■ **Goal**: Would you return the complete listing below word for word?

--- start Input records ---

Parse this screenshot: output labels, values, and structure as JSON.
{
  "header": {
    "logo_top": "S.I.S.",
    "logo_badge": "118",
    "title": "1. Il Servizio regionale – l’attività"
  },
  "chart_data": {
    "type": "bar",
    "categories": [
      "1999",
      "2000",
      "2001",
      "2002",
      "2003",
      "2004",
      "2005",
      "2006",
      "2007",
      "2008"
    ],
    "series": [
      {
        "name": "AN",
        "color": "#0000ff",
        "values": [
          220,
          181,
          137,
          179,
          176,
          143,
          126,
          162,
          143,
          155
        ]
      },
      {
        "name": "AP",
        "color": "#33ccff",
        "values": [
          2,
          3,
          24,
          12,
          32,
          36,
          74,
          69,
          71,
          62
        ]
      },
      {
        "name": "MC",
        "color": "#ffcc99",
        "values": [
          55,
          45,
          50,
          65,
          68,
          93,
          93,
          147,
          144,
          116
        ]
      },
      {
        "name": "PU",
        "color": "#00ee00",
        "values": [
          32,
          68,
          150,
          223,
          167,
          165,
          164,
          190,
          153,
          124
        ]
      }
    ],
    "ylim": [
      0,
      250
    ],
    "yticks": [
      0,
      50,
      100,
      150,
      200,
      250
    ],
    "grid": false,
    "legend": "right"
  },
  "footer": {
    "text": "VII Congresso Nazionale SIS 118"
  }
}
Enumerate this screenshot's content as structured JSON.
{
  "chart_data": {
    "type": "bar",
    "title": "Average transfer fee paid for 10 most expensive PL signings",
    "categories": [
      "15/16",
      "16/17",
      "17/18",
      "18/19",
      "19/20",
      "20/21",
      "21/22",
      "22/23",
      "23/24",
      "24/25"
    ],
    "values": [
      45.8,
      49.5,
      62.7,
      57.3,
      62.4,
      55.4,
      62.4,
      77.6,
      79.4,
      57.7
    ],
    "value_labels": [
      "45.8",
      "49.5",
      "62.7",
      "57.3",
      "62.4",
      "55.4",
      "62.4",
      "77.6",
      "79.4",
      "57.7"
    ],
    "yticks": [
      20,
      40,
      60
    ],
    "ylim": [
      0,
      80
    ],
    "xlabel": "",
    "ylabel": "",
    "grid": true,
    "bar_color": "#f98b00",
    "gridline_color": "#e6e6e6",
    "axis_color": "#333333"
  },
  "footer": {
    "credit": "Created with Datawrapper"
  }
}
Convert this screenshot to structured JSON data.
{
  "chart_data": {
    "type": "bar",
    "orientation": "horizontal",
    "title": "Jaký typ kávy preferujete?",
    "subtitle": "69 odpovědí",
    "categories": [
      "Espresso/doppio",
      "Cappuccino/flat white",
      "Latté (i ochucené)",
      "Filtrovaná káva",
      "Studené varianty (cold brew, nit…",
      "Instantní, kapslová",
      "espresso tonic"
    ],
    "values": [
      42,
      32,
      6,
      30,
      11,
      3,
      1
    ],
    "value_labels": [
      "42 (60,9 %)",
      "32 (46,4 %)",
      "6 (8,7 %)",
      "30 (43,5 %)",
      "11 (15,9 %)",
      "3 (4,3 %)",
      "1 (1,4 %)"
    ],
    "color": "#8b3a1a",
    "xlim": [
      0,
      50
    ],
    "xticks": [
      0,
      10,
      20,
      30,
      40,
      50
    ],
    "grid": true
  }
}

--- end Input records ---

■ **The response**:
Parse this screenshot: output labels, values, and structure as JSON.
{
  "header": {
    "logo_top": "S.I.S.",
    "logo_badge": "118",
    "title": "1. Il Servizio regionale – l’attività"
  },
  "chart_data": {
    "type": "bar",
    "categories": [
      "1999",
      "2000",
      "2001",
      "2002",
      "2003",
      "2004",
      "2005",
      "2006",
      "2007",
      "2008"
    ],
    "series": [
      {
        "name": "AN",
        "color": "#0000ff",
        "values": [
          220,
          181,
          137,
          179,
          176,
          143,
          126,
          162,
          143,
          155
        ]
      },
      {
        "name": "AP",
        "color": "#33ccff",
        "values": [
          2,
          3,
          24,
          12,
          32,
          36,
          74,
          69,
          71,
          62
        ]
      },
      {
        "name": "MC",
        "color": "#ffcc99",
        "values": [
          55,
          45,
          50,
          65,
          68,
          93,
          93,
          147,
          144,
          116
        ]
      },
      {
        "name": "PU",
        "color": "#00ee00",
        "values": [
          32,
          68,
          150,
          223,
          167,
          165,
          164,
          190,
          153,
          124
        ]
      }
    ],
    "ylim": [
      0,
      250
    ],
    "yticks": [
      0,
      50,
      100,
      150,
      200,
      250
    ],
    "grid": false,
    "legend": "right"
  },
  "footer": {
    "text": "VII Congresso Nazionale SIS 118"
  }
}
Enumerate this screenshot's content as structured JSON.
{
  "chart_data": {
    "type": "bar",
    "title": "Average transfer fee paid for 10 most expensive PL signings",
    "categories": [
      "15/16",
      "16/17",
      "17/18",
      "18/19",
      "19/20",
      "20/21",
      "21/22",
      "22/23",
      "23/24",
      "24/25"
    ],
    "values": [
      45.8,
      49.5,
      62.7,
      57.3,
      62.4,
      55.4,
      62.4,
      77.6,
      79.4,
      57.7
    ],
    "value_labels": [
      "45.8",
      "49.5",
      "62.7",
      "57.3",
      "62.4",
      "55.4",
      "62.4",
      "77.6",
      "79.4",
      "57.7"
    ],
    "yticks": [
      20,
      40,
      60
    ],
    "ylim": [
      0,
      80
    ],
    "xlabel": "",
    "ylabel": "",
    "grid": true,
    "bar_color": "#f98b00",
    "gridline_color": "#e6e6e6",
    "axis_color": "#333333"
  },
  "footer": {
    "credit": "Created with Datawrapper"
  }
}
Convert this screenshot to structured JSON data.
{
  "chart_data": {
    "type": "bar",
    "orientation": "horizontal",
    "title": "Jaký typ kávy preferujete?",
    "subtitle": "69 odpovědí",
    "categories": [
      "Espresso/doppio",
      "Cappuccino/flat white",
      "Latté (i ochucené)",
      "Filtrovaná káva",
      "Studené varianty (cold brew, nit…",
      "Instantní, kapslová",
      "espresso tonic"
    ],
    "values": [
      42,
      32,
      6,
      30,
      11,
      3,
      1
    ],
    "value_labels": [
      "42 (60,9 %)",
      "32 (46,4 %)",
      "6 (8,7 %)",
      "30 (43,5 %)",
      "11 (15,9 %)",
      "3 (4,3 %)",
      "1 (1,4 %)"
    ],
    "color": "#8b3a1a",
    "xlim": [
      0,
      50
    ],
    "xticks": [
      0,
      10,
      20,
      30,
      40,
      50
    ],
    "grid": true
  }
}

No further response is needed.